::: EXCERPT PROVIDED

Riding at MotoGP level makes this art a treaty with science. What brand of engine you have, what chassis you’re sitting on, what tire you’re using – all of it affects how you lean and tuck.

For Yamaha riders like Valentino Rossi and Jorge Lorenzo, smooth throttle delivery makes the difference. Because Yamahas are not as outright powerful as Ducatis or Hondas, carrying speed through a corner is critical – they can’t win on sheer horsepower so riding faster through turns is where time is gained. This is one reason Lorenzo has become known as such a metronomically smooth rider (and frustrating roadblock for those stuck behind). It’s also one reason why tracks with hard braking (Le Mans, Aragon, Motegi) are not Yamaha’s strongest.

::::::
::: GIVEN INFORMATION

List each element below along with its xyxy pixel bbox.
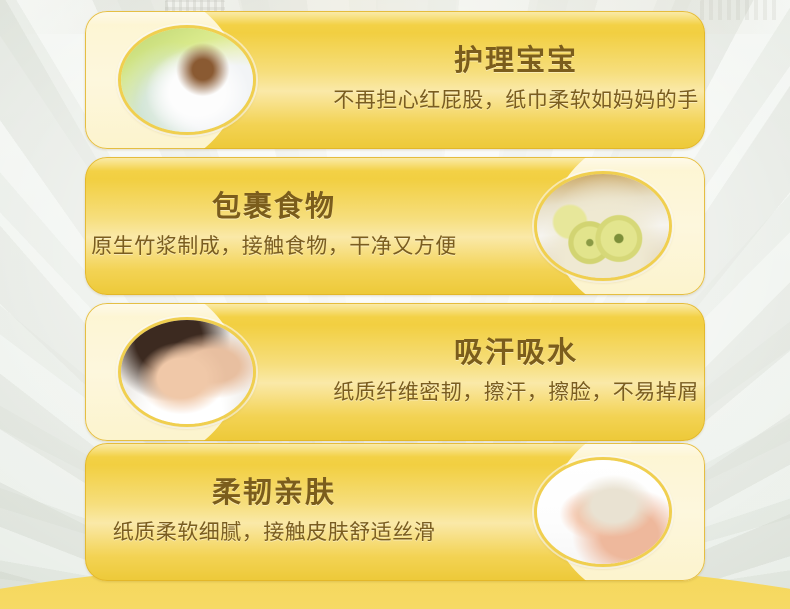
kiwi-fruit-photo (534, 171, 672, 281)
woman-washing-face-photo-image (121, 320, 253, 424)
baby-photo-image (121, 28, 253, 132)
card-title: 护理宝宝 (454, 46, 578, 78)
card-subtitle: 纸质柔软细腻，接触皮肤舒适丝滑 (113, 521, 436, 545)
feature-card[interactable]: 包裹食物 原生竹浆制成，接触食物，干净又方便 (85, 157, 705, 295)
card-subtitle: 原生竹浆制成，接触食物，干净又方便 (91, 235, 457, 259)
feature-card[interactable]: 护理宝宝 不再担心红屁股，纸巾柔软如妈妈的手 (85, 11, 705, 149)
baby-photo (118, 25, 256, 135)
kiwi-fruit-photo-image (537, 174, 669, 278)
feature-card[interactable]: 吸汗吸水 纸质纤维密韧，擦汗，擦脸，不易掉屑 (85, 303, 705, 441)
background-top-label-mark-secondary (700, 0, 780, 20)
feature-card[interactable]: 柔韧亲肤 纸质柔软细腻，接触皮肤舒适丝滑 (85, 443, 705, 581)
card-title: 吸汗吸水 (454, 338, 578, 370)
card-text-block: 护理宝宝 不再担心红屁股，纸巾柔软如妈妈的手 (335, 11, 697, 149)
hand-holding-tissue-photo-image (537, 460, 669, 564)
promo-banner: 护理宝宝 不再担心红屁股，纸巾柔软如妈妈的手 包裹食物 原生竹浆制成，接触食物，… (0, 0, 790, 609)
card-subtitle: 纸质纤维密韧，擦汗，擦脸，不易掉屑 (333, 381, 699, 405)
card-title: 柔韧亲肤 (212, 478, 336, 510)
feature-card-list: 护理宝宝 不再担心红屁股，纸巾柔软如妈妈的手 包裹食物 原生竹浆制成，接触食物，… (85, 11, 705, 581)
card-text-block: 吸汗吸水 纸质纤维密韧，擦汗，擦脸，不易掉屑 (335, 303, 697, 441)
card-subtitle: 不再担心红屁股，纸巾柔软如妈妈的手 (333, 89, 699, 113)
card-text-block: 柔韧亲肤 纸质柔软细腻，接触皮肤舒适丝滑 (93, 443, 455, 581)
hand-holding-tissue-photo (534, 457, 672, 567)
card-title: 包裹食物 (212, 192, 336, 224)
woman-washing-face-photo (118, 317, 256, 427)
card-text-block: 包裹食物 原生竹浆制成，接触食物，干净又方便 (93, 157, 455, 295)
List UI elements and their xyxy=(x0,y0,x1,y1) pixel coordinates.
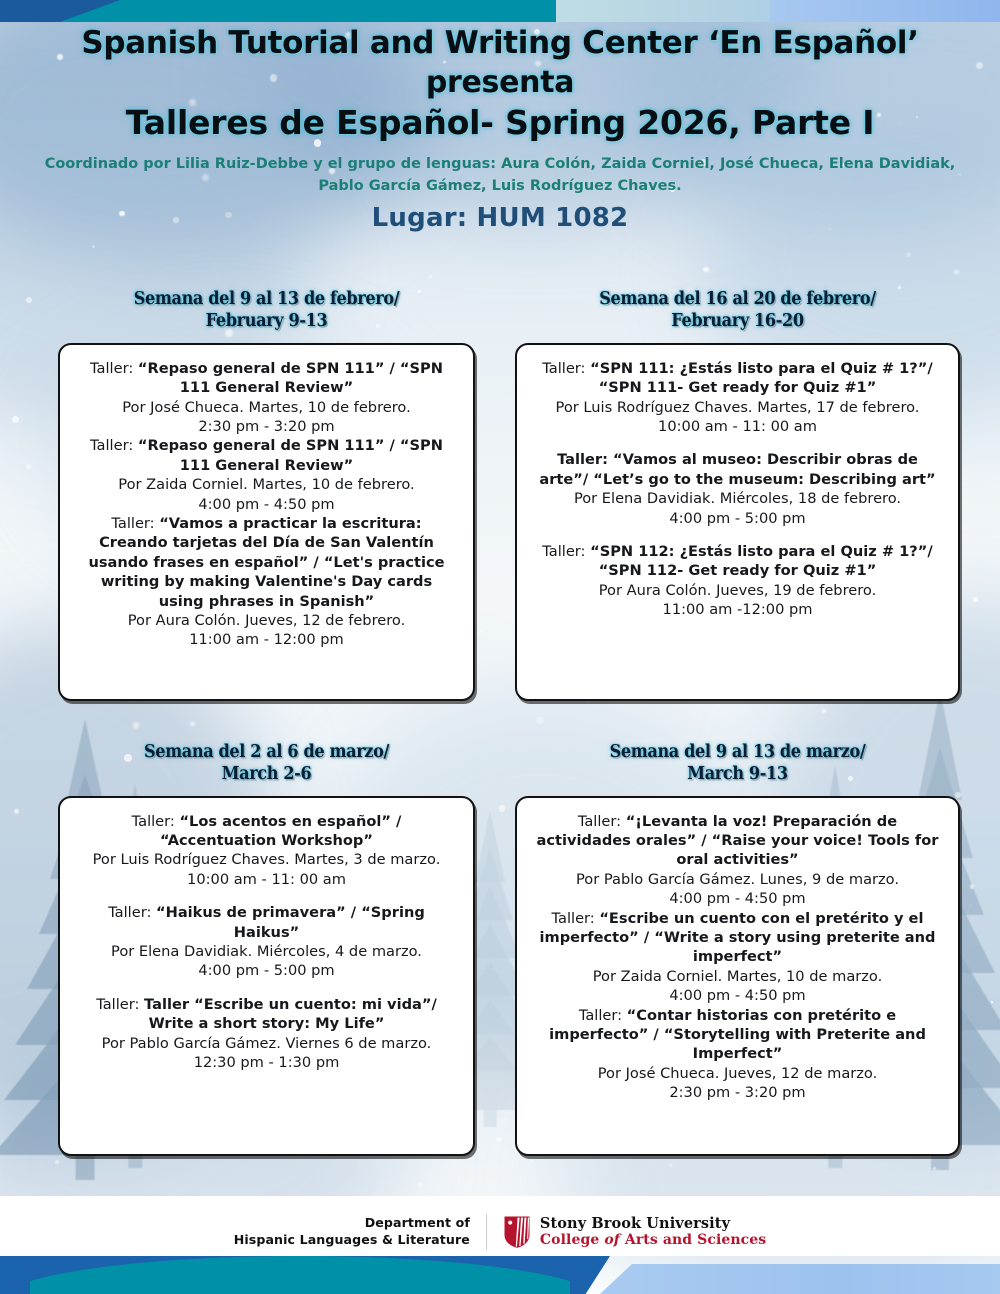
sbu-college-name: College of Arts and Sciences xyxy=(540,1232,766,1249)
workshop-label: Taller: xyxy=(578,813,626,830)
week-heading-1: Semana del 9 al 13 de febrero/ February … xyxy=(75,288,459,333)
workshop-title-text: “Los acentos en español” / “Accentuation… xyxy=(160,813,401,849)
department-line-2: Hispanic Languages & Literature xyxy=(234,1232,470,1249)
workshop-title: Taller: “¡Levanta la voz! Preparación de… xyxy=(533,812,942,870)
snowflake xyxy=(418,1183,422,1187)
week-heading-es: Semana del 16 al 20 de febrero/ xyxy=(599,289,875,309)
top-bar-light-band-right xyxy=(770,0,1000,22)
workshop-title-text: “SPN 111: ¿Estás listo para el Quiz # 1?… xyxy=(590,360,933,396)
title-line-3: Talleres de Español- Spring 2026, Parte … xyxy=(0,102,1000,144)
week-heading-en: February 9-13 xyxy=(206,311,328,331)
workshop-time: 4:00 pm - 4:50 pm xyxy=(76,495,457,514)
workshop-title-text: “Repaso general de SPN 111” / “SPN 111 G… xyxy=(138,437,443,473)
workshop-title: Taller: “Vamos a practicar la escritura:… xyxy=(76,514,457,611)
sbu-college-a: College xyxy=(540,1232,604,1248)
coordinator-credits: Coordinado por Lilia Ruiz-Debbe y el gru… xyxy=(0,154,1000,198)
week-column-1: Semana del 9 al 13 de febrero/ February … xyxy=(0,288,500,701)
snowflake xyxy=(92,245,95,248)
workshop-time: 12:30 pm - 1:30 pm xyxy=(76,1053,457,1072)
snowflake xyxy=(530,1159,532,1161)
workshop-title: Taller: “Repaso general de SPN 111” / “S… xyxy=(76,359,457,398)
poster-header: Spanish Tutorial and Writing Center ‘En … xyxy=(0,24,1000,233)
workshop-presenter: Por Luis Rodríguez Chaves. Martes, 17 de… xyxy=(533,398,942,417)
sbu-university-name: Stony Brook University xyxy=(540,1215,766,1232)
workshop-presenter: Por José Chueca. Jueves, 12 de marzo. xyxy=(533,1064,942,1083)
workshop-title: Taller: “Escribe un cuento con el pretér… xyxy=(533,909,942,967)
workshop-label: Taller: xyxy=(557,451,613,468)
workshop-title-text: “Escribe un cuento con el pretérito y el… xyxy=(540,910,936,966)
workshop-label: Taller: xyxy=(542,543,590,560)
workshop-title: Taller: “SPN 112: ¿Estás listo para el Q… xyxy=(533,542,942,581)
workshop-presenter: Por Zaida Corniel. Martes, 10 de febrero… xyxy=(76,475,457,494)
top-bar-light-band-left xyxy=(556,0,776,22)
workshop-label: Taller: xyxy=(552,910,600,927)
snowflake xyxy=(954,270,958,274)
workshop-presenter: Por Pablo García Gámez. Lunes, 9 de marz… xyxy=(533,870,942,889)
week-heading-en: March 2-6 xyxy=(222,764,312,784)
workshop-time: 2:30 pm - 3:20 pm xyxy=(76,417,457,436)
workshop-time: 4:00 pm - 4:50 pm xyxy=(533,889,942,908)
workshop-label: Taller: xyxy=(96,996,144,1013)
workshop-time: 4:00 pm - 5:00 pm xyxy=(76,961,457,980)
bottom-bar-light-band xyxy=(600,1264,1000,1294)
workshop-title-text: Taller “Escribe un cuento: mi vida”/ Wri… xyxy=(144,996,437,1032)
entry-spacer xyxy=(76,889,457,903)
workshop-label: Taller: xyxy=(90,437,138,454)
workshop-time: 11:00 am - 12:00 pm xyxy=(76,630,457,649)
entry-spacer xyxy=(533,528,942,542)
workshop-presenter: Por Zaida Corniel. Martes, 10 de marzo. xyxy=(533,967,942,986)
workshop-label: Taller: xyxy=(579,1007,627,1024)
bottom-decorative-bar xyxy=(0,1256,1000,1294)
stony-brook-logo-text: Stony Brook University College of Arts a… xyxy=(540,1215,766,1249)
workshop-title: Taller: Taller “Escribe un cuento: mi vi… xyxy=(76,995,457,1034)
week-column-3: Semana del 2 al 6 de marzo/ March 2-6 Ta… xyxy=(0,741,500,1156)
department-logo-text: Department of Hispanic Languages & Liter… xyxy=(234,1215,486,1249)
week-heading-2: Semana del 16 al 20 de febrero/ February… xyxy=(533,288,942,333)
workshop-presenter: Por Pablo García Gámez. Viernes 6 de mar… xyxy=(76,1034,457,1053)
sbu-college-c: Arts and Sciences xyxy=(620,1232,766,1248)
week-heading-3: Semana del 2 al 6 de marzo/ March 2-6 xyxy=(75,741,459,786)
location-label: Lugar: HUM 1082 xyxy=(0,203,1000,233)
workshop-label: Taller: xyxy=(132,813,180,830)
week-column-4: Semana del 9 al 13 de marzo/ March 9-13 … xyxy=(500,741,1000,1156)
workshop-time: 2:30 pm - 3:20 pm xyxy=(533,1083,942,1102)
workshop-title: Taller: “Vamos al museo: Describir obras… xyxy=(533,450,942,489)
department-line-1: Department of xyxy=(234,1215,470,1232)
workshop-label: Taller: xyxy=(111,515,159,532)
workshop-presenter: Por Aura Colón. Jueves, 19 de febrero. xyxy=(533,581,942,600)
top-bar-teal-band xyxy=(60,0,560,22)
snowflake xyxy=(906,252,911,257)
week-card-4: Taller: “¡Levanta la voz! Preparación de… xyxy=(515,796,960,1156)
workshop-title-text: “Haikus de primavera” / “Spring Haikus” xyxy=(156,904,425,940)
workshop-label: Taller: xyxy=(90,360,138,377)
footer-logos: Department of Hispanic Languages & Liter… xyxy=(0,1214,1000,1250)
workshop-title: Taller: “Repaso general de SPN 111” / “S… xyxy=(76,436,457,475)
top-decorative-bar xyxy=(0,0,1000,22)
entry-spacer xyxy=(533,436,942,450)
poster-canvas: Spanish Tutorial and Writing Center ‘En … xyxy=(0,0,1000,1294)
workshop-time: 4:00 pm - 5:00 pm xyxy=(533,509,942,528)
title-line-2: presenta xyxy=(0,64,1000,102)
workshop-schedule-grid: Semana del 9 al 13 de febrero/ February … xyxy=(0,288,1000,1156)
week-heading-en: February 16-20 xyxy=(671,311,803,331)
entry-spacer xyxy=(76,981,457,995)
week-heading-4: Semana del 9 al 13 de marzo/ March 9-13 xyxy=(533,741,942,786)
workshop-label: Taller: xyxy=(108,904,156,921)
workshop-presenter: Por Elena Davidiak. Miércoles, 18 de feb… xyxy=(533,489,942,508)
workshop-title: Taller: “Haikus de primavera” / “Spring … xyxy=(76,903,457,942)
title-line-1: Spanish Tutorial and Writing Center ‘En … xyxy=(0,24,1000,64)
workshop-presenter: Por José Chueca. Martes, 10 de febrero. xyxy=(76,398,457,417)
stony-brook-logo: Stony Brook University College of Arts a… xyxy=(487,1215,766,1249)
workshop-title-text: “Repaso general de SPN 111” / “SPN 111 G… xyxy=(138,360,443,396)
workshop-time: 10:00 am - 11: 00 am xyxy=(533,417,942,436)
week-heading-es: Semana del 9 al 13 de marzo/ xyxy=(610,742,866,762)
workshop-title-text: “SPN 112: ¿Estás listo para el Quiz # 1?… xyxy=(590,543,933,579)
week-card-1: Taller: “Repaso general de SPN 111” / “S… xyxy=(58,343,475,701)
week-column-2: Semana del 16 al 20 de febrero/ February… xyxy=(500,288,1000,701)
week-card-2: Taller: “SPN 111: ¿Estás listo para el Q… xyxy=(515,343,960,701)
workshop-presenter: Por Elena Davidiak. Miércoles, 4 de marz… xyxy=(76,942,457,961)
workshop-title: Taller: “Contar historias con pretérito … xyxy=(533,1006,942,1064)
workshop-time: 11:00 am -12:00 pm xyxy=(533,600,942,619)
schedule-row-2: Semana del 2 al 6 de marzo/ March 2-6 Ta… xyxy=(0,741,1000,1156)
week-heading-es: Semana del 2 al 6 de marzo/ xyxy=(144,742,389,762)
workshop-time: 10:00 am - 11: 00 am xyxy=(76,870,457,889)
shield-icon xyxy=(503,1215,531,1249)
workshop-label: Taller: xyxy=(542,360,590,377)
sbu-college-of: of xyxy=(604,1232,620,1248)
week-card-3: Taller: “Los acentos en español” / “Acce… xyxy=(58,796,475,1156)
workshop-presenter: Por Luis Rodríguez Chaves. Martes, 3 de … xyxy=(76,850,457,869)
workshop-time: 4:00 pm - 4:50 pm xyxy=(533,986,942,1005)
workshop-title: Taller: “Los acentos en español” / “Acce… xyxy=(76,812,457,851)
workshop-title: Taller: “SPN 111: ¿Estás listo para el Q… xyxy=(533,359,942,398)
workshop-presenter: Por Aura Colón. Jueves, 12 de febrero. xyxy=(76,611,457,630)
snowflake xyxy=(429,275,432,278)
schedule-row-1: Semana del 9 al 13 de febrero/ February … xyxy=(0,288,1000,701)
snowflake xyxy=(55,1160,59,1164)
week-heading-en: March 9-13 xyxy=(687,764,787,784)
week-heading-es: Semana del 9 al 13 de febrero/ xyxy=(134,289,400,309)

::::::

*GIVEN REQUEST*. Which three tracks with hard braking does the MotoGP riding excerpt name as not Yamaha's strongest?

*REPLY TO THE TASK*. Le Mans, Aragon, and Motegi.